→ **WRITTEN INSTRUCTION**
Print the entire listing. Each line must match the original exactly.

→ **Data listing**
○ ○ ○ ○ ○

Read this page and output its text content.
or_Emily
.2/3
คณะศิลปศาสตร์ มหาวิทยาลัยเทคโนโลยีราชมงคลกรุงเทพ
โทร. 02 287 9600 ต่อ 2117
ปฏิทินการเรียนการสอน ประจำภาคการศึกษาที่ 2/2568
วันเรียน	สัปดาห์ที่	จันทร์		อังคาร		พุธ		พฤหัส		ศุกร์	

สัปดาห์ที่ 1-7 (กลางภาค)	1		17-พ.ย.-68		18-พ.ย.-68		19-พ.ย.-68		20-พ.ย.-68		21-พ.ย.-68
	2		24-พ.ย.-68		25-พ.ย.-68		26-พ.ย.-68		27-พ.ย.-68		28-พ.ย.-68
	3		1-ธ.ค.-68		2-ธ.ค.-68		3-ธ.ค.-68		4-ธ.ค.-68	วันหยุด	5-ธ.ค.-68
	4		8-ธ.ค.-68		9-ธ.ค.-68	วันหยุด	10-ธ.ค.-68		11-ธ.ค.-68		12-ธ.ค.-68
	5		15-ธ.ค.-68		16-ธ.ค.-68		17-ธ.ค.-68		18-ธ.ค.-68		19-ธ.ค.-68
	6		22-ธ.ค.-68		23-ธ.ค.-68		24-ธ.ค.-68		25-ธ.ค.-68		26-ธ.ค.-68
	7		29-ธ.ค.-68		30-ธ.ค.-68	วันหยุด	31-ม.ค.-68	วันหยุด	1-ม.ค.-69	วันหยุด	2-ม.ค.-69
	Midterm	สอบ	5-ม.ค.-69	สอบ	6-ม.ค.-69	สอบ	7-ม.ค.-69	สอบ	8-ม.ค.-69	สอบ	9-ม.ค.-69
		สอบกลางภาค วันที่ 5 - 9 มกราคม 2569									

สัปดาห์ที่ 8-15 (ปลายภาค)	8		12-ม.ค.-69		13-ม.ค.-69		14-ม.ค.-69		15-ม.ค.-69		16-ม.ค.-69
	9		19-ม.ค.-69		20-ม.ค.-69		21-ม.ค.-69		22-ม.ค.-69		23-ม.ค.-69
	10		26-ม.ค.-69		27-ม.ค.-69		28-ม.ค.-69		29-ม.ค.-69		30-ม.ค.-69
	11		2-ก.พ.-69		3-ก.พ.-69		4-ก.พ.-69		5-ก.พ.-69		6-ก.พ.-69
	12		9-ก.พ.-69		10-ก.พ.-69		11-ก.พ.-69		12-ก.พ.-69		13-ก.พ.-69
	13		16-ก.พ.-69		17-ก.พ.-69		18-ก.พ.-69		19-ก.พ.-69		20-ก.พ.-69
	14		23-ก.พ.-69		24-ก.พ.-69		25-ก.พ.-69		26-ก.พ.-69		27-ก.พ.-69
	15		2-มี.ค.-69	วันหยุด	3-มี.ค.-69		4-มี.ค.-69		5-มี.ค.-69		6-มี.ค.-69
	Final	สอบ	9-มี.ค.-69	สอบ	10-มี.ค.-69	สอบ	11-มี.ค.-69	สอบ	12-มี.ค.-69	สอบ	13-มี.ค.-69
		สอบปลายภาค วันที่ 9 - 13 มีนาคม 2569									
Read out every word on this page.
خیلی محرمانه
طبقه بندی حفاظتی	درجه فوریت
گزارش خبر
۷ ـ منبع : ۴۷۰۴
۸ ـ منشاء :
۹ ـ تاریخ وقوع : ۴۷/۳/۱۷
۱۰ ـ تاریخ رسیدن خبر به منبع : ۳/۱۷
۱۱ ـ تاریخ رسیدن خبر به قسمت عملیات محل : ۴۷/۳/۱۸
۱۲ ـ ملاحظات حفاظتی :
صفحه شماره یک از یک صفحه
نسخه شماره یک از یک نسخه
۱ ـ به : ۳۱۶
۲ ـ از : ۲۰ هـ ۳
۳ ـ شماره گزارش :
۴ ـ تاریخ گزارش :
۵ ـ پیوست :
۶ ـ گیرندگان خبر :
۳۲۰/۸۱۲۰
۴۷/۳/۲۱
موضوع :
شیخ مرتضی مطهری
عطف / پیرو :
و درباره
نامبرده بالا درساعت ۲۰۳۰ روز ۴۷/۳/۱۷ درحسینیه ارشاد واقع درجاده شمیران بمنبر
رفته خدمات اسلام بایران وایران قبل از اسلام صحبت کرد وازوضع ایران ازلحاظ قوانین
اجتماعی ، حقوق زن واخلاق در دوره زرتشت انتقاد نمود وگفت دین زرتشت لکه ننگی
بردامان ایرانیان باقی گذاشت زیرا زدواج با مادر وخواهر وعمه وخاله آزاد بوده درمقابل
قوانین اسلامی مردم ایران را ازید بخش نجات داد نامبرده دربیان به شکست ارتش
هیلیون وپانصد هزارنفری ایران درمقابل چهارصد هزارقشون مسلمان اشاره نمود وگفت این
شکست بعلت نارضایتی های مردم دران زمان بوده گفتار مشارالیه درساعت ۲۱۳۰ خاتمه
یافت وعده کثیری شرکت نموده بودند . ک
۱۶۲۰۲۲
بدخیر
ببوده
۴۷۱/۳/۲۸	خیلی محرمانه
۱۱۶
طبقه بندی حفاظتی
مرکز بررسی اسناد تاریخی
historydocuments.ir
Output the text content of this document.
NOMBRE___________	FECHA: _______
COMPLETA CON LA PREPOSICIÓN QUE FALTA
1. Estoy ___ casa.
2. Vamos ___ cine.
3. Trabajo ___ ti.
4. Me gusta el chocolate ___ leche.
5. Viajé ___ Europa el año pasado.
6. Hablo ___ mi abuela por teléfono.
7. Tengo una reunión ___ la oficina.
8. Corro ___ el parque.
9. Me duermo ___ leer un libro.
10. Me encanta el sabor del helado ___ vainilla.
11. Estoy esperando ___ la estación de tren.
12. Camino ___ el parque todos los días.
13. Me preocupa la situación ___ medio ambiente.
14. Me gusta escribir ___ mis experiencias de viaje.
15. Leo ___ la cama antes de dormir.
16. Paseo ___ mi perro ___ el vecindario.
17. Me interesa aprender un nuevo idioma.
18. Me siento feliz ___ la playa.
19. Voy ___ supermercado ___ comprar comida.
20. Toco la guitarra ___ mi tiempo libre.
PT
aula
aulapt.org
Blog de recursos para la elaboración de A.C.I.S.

○ ○ ○ ○ ○

→ **FINAL ANSWER**
Read this page and output its text content.
or_Emily
.2/3
คณะศิลปศาสตร์ มหาวิทยาลัยเทคโนโลยีราชมงคลกรุงเทพ
โทร. 02 287 9600 ต่อ 2117
ปฏิทินการเรียนการสอน ประจำภาคการศึกษาที่ 2/2568
วันเรียน	สัปดาห์ที่	จันทร์		อังคาร		พุธ		พฤหัส		ศุกร์	

สัปดาห์ที่ 1-7 (กลางภาค)	1		17-พ.ย.-68		18-พ.ย.-68		19-พ.ย.-68		20-พ.ย.-68		21-พ.ย.-68
	2		24-พ.ย.-68		25-พ.ย.-68		26-พ.ย.-68		27-พ.ย.-68		28-พ.ย.-68
	3		1-ธ.ค.-68		2-ธ.ค.-68		3-ธ.ค.-68		4-ธ.ค.-68	วันหยุด	5-ธ.ค.-68
	4		8-ธ.ค.-68		9-ธ.ค.-68	วันหยุด	10-ธ.ค.-68		11-ธ.ค.-68		12-ธ.ค.-68
	5		15-ธ.ค.-68		16-ธ.ค.-68		17-ธ.ค.-68		18-ธ.ค.-68		19-ธ.ค.-68
	6		22-ธ.ค.-68		23-ธ.ค.-68		24-ธ.ค.-68		25-ธ.ค.-68		26-ธ.ค.-68
	7		29-ธ.ค.-68		30-ธ.ค.-68	วันหยุด	31-ม.ค.-68	วันหยุด	1-ม.ค.-69	วันหยุด	2-ม.ค.-69
	Midterm	สอบ	5-ม.ค.-69	สอบ	6-ม.ค.-69	สอบ	7-ม.ค.-69	สอบ	8-ม.ค.-69	สอบ	9-ม.ค.-69
		สอบกลางภาค วันที่ 5 - 9 มกราคม 2569									

สัปดาห์ที่ 8-15 (ปลายภาค)	8		12-ม.ค.-69		13-ม.ค.-69		14-ม.ค.-69		15-ม.ค.-69		16-ม.ค.-69
	9		19-ม.ค.-69		20-ม.ค.-69		21-ม.ค.-69		22-ม.ค.-69		23-ม.ค.-69
	10		26-ม.ค.-69		27-ม.ค.-69		28-ม.ค.-69		29-ม.ค.-69		30-ม.ค.-69
	11		2-ก.พ.-69		3-ก.พ.-69		4-ก.พ.-69		5-ก.พ.-69		6-ก.พ.-69
	12		9-ก.พ.-69		10-ก.พ.-69		11-ก.พ.-69		12-ก.พ.-69		13-ก.พ.-69
	13		16-ก.พ.-69		17-ก.พ.-69		18-ก.พ.-69		19-ก.พ.-69		20-ก.พ.-69
	14		23-ก.พ.-69		24-ก.พ.-69		25-ก.พ.-69		26-ก.พ.-69		27-ก.พ.-69
	15		2-มี.ค.-69	วันหยุด	3-มี.ค.-69		4-มี.ค.-69		5-มี.ค.-69		6-มี.ค.-69
	Final	สอบ	9-มี.ค.-69	สอบ	10-มี.ค.-69	สอบ	11-มี.ค.-69	สอบ	12-มี.ค.-69	สอบ	13-มี.ค.-69
		สอบปลายภาค วันที่ 9 - 13 มีนาคม 2569									
Read out every word on this page.
خیلی محرمانه
طبقه بندی حفاظتی	درجه فوریت
گزارش خبر
۷ ـ منبع : ۴۷۰۴
۸ ـ منشاء :
۹ ـ تاریخ وقوع : ۴۷/۳/۱۷
۱۰ ـ تاریخ رسیدن خبر به منبع : ۳/۱۷
۱۱ ـ تاریخ رسیدن خبر به قسمت عملیات محل : ۴۷/۳/۱۸
۱۲ ـ ملاحظات حفاظتی :
صفحه شماره یک از یک صفحه
نسخه شماره یک از یک نسخه
۱ ـ به : ۳۱۶
۲ ـ از : ۲۰ هـ ۳
۳ ـ شماره گزارش :
۴ ـ تاریخ گزارش :
۵ ـ پیوست :
۶ ـ گیرندگان خبر :
۳۲۰/۸۱۲۰
۴۷/۳/۲۱
موضوع :
شیخ مرتضی مطهری
عطف / پیرو :
و درباره
نامبرده بالا درساعت ۲۰۳۰ روز ۴۷/۳/۱۷ درحسینیه ارشاد واقع درجاده شمیران بمنبر
رفته خدمات اسلام بایران وایران قبل از اسلام صحبت کرد وازوضع ایران ازلحاظ قوانین
اجتماعی ، حقوق زن واخلاق در دوره زرتشت انتقاد نمود وگفت دین زرتشت لکه ننگی
بردامان ایرانیان باقی گذاشت زیرا زدواج با مادر وخواهر وعمه وخاله آزاد بوده درمقابل
قوانین اسلامی مردم ایران را ازید بخش نجات داد نامبرده دربیان به شکست ارتش
هیلیون وپانصد هزارنفری ایران درمقابل چهارصد هزارقشون مسلمان اشاره نمود وگفت این
شکست بعلت نارضایتی های مردم دران زمان بوده گفتار مشارالیه درساعت ۲۱۳۰ خاتمه
یافت وعده کثیری شرکت نموده بودند . ک
۱۶۲۰۲۲
بدخیر
ببوده
۴۷۱/۳/۲۸	خیلی محرمانه
۱۱۶
طبقه بندی حفاظتی
مرکز بررسی اسناد تاریخی
historydocuments.ir
Output the text content of this document.
NOMBRE___________	FECHA: _______
COMPLETA CON LA PREPOSICIÓN QUE FALTA
1. Estoy ___ casa.
2. Vamos ___ cine.
3. Trabajo ___ ti.
4. Me gusta el chocolate ___ leche.
5. Viajé ___ Europa el año pasado.
6. Hablo ___ mi abuela por teléfono.
7. Tengo una reunión ___ la oficina.
8. Corro ___ el parque.
9. Me duermo ___ leer un libro.
10. Me encanta el sabor del helado ___ vainilla.
11. Estoy esperando ___ la estación de tren.
12. Camino ___ el parque todos los días.
13. Me preocupa la situación ___ medio ambiente.
14. Me gusta escribir ___ mis experiencias de viaje.
15. Leo ___ la cama antes de dormir.
16. Paseo ___ mi perro ___ el vecindario.
17. Me interesa aprender un nuevo idioma.
18. Me siento feliz ___ la playa.
19. Voy ___ supermercado ___ comprar comida.
20. Toco la guitarra ___ mi tiempo libre.
PT
aula
aulapt.org
Blog de recursos para la elaboración de A.C.I.S.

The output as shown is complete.